Your instructions -> Check each line of the material below for "JSON", then copy the ones that contain it.

[Dataset entries on figures]
_ _ _ _

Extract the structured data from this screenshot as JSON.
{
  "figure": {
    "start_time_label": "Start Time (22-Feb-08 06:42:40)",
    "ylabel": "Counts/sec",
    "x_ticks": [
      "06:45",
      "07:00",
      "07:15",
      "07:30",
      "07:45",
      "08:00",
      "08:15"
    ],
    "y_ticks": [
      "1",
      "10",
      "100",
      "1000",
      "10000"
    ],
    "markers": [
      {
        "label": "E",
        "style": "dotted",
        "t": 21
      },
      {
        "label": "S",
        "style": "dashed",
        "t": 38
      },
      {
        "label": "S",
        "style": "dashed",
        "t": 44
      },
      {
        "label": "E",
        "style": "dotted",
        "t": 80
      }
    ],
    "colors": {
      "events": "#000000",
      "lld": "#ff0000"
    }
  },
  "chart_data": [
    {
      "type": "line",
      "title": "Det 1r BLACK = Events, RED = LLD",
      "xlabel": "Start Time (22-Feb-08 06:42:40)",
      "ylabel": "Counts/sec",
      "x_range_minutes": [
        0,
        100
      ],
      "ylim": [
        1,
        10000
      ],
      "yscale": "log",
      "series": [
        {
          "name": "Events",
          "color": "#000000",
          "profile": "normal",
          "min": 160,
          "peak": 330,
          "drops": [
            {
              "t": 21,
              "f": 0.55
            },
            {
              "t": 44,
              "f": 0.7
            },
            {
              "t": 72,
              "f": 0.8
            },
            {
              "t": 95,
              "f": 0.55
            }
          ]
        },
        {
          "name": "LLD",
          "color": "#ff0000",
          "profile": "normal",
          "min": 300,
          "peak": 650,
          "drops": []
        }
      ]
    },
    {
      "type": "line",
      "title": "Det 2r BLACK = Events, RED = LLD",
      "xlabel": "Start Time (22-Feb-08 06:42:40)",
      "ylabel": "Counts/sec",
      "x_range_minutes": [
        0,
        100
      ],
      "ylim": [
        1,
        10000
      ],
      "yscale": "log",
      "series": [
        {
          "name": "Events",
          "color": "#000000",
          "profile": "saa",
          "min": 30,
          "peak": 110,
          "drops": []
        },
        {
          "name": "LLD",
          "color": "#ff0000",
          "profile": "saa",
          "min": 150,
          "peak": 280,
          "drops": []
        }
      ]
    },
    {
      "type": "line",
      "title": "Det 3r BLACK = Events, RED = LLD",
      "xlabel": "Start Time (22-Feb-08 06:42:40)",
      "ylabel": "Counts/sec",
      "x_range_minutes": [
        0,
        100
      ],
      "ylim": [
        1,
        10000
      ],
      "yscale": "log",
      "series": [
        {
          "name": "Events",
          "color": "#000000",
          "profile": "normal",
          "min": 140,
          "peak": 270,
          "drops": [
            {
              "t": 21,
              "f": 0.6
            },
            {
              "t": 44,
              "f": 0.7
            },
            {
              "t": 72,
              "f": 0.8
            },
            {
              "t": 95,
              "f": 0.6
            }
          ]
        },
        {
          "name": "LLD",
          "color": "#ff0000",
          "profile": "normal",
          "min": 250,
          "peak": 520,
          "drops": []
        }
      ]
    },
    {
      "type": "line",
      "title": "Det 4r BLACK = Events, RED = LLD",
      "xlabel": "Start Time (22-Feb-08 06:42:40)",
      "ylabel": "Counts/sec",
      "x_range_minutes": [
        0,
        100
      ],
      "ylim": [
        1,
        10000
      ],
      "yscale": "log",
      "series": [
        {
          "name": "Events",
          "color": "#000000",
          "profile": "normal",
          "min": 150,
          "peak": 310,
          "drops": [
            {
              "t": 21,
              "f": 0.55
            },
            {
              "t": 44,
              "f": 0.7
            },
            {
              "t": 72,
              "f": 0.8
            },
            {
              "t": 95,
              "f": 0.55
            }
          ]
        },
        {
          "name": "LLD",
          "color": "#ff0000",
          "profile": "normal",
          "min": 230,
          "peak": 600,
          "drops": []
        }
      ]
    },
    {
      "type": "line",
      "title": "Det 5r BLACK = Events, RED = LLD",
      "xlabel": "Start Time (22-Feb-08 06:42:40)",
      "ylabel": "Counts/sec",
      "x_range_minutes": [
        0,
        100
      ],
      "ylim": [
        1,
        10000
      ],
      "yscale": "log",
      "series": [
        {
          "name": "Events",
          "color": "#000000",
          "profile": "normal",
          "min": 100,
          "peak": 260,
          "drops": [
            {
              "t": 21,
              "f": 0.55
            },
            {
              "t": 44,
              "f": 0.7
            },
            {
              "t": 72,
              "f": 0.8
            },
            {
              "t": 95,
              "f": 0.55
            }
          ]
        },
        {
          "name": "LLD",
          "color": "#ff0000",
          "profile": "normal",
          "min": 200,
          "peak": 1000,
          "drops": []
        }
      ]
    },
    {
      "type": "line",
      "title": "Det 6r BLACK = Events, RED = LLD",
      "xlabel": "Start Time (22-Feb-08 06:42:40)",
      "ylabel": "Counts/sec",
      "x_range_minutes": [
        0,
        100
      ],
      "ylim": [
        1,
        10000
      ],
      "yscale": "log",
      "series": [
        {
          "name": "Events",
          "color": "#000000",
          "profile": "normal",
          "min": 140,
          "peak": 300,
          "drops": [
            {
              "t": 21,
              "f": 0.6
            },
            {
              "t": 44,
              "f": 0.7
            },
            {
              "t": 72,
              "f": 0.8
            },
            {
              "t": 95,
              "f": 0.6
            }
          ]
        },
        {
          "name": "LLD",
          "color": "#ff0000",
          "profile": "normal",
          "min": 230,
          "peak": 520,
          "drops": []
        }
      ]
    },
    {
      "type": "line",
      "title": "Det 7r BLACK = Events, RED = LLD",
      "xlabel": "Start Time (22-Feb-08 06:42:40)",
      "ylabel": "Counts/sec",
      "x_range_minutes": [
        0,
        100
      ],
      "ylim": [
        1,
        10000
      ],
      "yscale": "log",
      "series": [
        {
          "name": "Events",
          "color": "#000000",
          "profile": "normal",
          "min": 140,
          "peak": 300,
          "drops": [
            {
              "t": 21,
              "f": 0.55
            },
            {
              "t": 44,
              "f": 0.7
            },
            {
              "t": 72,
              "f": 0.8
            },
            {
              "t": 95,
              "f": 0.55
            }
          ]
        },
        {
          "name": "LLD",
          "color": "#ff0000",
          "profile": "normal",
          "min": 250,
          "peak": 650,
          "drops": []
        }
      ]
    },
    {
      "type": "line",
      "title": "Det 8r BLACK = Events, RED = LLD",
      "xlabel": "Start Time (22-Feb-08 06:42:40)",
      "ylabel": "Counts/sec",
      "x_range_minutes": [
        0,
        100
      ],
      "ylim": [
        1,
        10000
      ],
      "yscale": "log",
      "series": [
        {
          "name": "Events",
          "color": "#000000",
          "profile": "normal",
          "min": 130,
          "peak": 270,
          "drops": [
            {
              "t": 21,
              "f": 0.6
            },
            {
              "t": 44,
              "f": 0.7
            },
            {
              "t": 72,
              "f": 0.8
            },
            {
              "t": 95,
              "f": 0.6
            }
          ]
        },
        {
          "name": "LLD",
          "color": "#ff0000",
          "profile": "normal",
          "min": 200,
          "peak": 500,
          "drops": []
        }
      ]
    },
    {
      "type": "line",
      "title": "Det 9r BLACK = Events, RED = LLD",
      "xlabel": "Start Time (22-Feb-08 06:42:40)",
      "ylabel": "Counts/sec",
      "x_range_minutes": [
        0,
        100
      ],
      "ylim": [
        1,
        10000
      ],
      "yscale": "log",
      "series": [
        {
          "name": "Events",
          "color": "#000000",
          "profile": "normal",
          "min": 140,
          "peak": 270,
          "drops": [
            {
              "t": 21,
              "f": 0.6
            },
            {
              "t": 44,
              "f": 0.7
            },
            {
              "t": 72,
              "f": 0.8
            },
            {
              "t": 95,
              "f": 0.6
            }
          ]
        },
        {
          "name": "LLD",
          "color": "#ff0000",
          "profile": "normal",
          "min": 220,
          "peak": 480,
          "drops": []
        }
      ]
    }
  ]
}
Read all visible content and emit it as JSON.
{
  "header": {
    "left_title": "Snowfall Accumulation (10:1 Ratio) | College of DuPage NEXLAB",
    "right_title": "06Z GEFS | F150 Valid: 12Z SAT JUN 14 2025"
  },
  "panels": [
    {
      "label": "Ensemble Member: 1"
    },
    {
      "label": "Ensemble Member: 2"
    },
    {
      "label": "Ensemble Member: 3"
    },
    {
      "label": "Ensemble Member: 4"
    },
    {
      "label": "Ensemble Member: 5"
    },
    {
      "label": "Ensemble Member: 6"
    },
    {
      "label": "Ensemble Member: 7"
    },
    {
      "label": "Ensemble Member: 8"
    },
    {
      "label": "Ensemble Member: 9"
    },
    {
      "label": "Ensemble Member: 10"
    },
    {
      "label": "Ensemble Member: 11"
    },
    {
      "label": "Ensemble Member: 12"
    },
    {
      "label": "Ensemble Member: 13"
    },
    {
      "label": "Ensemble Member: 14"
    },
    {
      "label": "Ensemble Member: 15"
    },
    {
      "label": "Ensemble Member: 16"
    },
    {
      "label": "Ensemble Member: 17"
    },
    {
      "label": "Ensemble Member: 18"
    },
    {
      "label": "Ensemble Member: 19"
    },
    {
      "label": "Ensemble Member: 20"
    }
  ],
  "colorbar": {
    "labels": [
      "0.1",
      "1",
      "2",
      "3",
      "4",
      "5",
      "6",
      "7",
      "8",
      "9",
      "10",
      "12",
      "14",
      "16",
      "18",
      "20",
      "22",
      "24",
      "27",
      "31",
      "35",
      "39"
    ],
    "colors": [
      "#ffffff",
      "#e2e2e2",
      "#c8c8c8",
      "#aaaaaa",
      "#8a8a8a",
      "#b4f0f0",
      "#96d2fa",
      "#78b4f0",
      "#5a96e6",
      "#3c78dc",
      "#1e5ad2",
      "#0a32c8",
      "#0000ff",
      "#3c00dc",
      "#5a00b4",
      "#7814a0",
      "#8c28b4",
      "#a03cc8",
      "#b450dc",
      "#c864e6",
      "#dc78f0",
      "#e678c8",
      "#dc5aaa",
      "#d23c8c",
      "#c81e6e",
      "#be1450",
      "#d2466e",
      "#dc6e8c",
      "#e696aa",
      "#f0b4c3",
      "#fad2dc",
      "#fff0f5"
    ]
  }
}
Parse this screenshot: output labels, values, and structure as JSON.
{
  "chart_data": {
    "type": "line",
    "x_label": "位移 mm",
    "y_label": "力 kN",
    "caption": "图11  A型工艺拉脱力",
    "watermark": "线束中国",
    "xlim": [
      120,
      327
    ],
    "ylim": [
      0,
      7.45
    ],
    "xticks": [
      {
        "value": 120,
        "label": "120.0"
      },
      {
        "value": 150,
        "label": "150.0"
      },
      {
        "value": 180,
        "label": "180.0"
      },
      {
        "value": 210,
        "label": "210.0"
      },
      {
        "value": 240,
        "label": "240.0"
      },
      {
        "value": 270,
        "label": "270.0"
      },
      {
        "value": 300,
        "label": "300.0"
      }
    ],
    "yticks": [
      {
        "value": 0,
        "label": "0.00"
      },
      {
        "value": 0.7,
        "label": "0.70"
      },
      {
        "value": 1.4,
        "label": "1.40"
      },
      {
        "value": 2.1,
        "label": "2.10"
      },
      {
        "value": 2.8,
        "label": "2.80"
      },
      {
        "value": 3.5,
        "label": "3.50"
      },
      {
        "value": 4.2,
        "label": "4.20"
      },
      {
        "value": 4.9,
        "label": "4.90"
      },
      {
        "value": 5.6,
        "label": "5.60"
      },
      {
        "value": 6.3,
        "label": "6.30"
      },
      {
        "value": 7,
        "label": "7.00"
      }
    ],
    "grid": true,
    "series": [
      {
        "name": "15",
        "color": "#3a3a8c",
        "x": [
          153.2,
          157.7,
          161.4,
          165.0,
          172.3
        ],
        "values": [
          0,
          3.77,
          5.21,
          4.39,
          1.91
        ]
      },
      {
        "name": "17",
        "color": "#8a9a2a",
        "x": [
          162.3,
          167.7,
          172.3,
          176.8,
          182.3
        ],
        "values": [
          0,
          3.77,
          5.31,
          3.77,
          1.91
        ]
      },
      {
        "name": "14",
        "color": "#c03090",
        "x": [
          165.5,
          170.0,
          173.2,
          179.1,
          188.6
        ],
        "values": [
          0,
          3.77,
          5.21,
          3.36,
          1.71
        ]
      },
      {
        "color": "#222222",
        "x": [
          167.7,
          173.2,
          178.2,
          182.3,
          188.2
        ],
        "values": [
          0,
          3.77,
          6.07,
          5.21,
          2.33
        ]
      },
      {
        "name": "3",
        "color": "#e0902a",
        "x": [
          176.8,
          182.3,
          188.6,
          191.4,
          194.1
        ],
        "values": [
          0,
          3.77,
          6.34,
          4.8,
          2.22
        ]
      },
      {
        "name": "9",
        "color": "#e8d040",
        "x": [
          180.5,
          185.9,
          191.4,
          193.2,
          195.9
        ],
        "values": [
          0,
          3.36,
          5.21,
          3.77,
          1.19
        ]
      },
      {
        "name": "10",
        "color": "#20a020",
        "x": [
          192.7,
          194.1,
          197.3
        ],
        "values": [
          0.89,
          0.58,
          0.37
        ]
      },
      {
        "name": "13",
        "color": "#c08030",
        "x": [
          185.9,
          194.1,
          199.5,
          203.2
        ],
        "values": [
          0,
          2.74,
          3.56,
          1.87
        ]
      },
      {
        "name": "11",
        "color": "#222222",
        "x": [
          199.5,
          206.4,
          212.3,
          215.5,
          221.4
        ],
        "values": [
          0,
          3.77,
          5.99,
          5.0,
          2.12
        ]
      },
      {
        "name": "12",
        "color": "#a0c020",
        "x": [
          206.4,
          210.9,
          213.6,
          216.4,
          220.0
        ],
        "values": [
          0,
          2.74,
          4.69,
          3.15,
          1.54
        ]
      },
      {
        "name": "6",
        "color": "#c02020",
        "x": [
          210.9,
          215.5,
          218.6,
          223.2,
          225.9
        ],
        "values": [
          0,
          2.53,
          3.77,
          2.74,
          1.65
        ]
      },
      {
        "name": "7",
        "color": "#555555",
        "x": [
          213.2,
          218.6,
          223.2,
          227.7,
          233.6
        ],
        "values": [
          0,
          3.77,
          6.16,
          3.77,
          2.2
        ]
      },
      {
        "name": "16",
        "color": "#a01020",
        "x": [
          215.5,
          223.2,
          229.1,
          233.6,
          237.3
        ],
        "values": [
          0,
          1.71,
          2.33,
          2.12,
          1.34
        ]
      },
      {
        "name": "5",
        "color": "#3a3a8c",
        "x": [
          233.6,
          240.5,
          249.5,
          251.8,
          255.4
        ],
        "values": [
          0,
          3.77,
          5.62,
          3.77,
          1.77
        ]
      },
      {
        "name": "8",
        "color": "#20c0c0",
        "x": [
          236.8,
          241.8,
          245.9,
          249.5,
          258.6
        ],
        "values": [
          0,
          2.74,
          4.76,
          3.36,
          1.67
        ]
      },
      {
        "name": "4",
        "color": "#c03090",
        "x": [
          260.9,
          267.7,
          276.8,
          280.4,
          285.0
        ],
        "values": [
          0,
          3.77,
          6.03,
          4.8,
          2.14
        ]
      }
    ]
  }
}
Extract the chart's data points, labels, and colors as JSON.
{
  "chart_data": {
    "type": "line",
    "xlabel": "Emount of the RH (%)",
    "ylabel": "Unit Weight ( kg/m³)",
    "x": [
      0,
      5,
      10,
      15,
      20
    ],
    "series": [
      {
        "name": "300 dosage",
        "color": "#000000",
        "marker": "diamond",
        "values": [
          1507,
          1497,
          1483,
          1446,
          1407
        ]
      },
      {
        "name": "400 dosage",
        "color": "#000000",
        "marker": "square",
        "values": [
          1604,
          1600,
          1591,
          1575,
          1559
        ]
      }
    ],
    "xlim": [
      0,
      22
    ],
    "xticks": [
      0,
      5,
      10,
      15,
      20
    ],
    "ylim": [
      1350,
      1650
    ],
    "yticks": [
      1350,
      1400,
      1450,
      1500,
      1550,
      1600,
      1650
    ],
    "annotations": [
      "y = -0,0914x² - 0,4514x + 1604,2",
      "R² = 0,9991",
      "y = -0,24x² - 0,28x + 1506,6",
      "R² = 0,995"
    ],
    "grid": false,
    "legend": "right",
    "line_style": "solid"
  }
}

_ _ _ _

Response for this exercise ->
Extract the structured data from this screenshot as JSON.
Read all visible content and emit it as JSON.
Parse this screenshot: output labels, values, and structure as JSON.
Extract the chart's data points, labels, and colors as JSON.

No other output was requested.